[Data records]
******

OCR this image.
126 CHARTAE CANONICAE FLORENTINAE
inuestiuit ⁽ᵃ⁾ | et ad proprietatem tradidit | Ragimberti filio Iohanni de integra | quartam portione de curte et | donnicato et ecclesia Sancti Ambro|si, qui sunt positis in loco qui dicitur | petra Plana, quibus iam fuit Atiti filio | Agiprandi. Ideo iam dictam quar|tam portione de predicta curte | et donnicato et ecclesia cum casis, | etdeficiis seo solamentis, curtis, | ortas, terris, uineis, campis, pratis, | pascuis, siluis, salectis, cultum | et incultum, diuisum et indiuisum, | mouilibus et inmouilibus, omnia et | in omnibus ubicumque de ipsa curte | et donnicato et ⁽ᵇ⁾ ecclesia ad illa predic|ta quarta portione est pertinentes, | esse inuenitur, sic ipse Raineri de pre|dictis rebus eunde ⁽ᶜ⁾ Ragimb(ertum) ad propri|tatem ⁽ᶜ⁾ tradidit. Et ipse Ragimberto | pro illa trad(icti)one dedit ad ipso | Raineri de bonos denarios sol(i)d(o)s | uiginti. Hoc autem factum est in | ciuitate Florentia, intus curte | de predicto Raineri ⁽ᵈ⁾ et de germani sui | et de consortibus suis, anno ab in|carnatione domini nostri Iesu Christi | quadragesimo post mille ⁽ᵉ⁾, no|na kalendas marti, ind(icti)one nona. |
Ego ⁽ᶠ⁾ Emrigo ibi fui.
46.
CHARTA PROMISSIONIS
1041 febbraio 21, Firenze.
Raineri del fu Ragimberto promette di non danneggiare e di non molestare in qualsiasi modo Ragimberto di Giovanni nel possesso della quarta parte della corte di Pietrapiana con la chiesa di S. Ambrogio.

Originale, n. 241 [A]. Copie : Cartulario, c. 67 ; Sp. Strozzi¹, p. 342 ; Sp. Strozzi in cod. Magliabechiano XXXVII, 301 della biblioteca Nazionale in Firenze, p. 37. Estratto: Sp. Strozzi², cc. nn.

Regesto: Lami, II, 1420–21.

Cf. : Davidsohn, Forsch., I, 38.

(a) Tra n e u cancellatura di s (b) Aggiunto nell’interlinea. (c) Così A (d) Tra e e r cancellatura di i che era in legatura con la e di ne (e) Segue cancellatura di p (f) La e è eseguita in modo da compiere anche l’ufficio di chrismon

******

● **What you will do**
Where a line holds the string "Firenze", copy that line.

● **Reply**
1041 febbraio 21, Firenze.
Originale, n. 241 [A]. Copie : Cartulario, c. 67 ; Sp. Strozzi¹, p. 342 ; Sp. Strozzi in cod. Magliabechiano XXXVII, 301 della biblioteca Nazionale in Firenze, p. 37. Estratto: Sp. Strozzi², cc. nn.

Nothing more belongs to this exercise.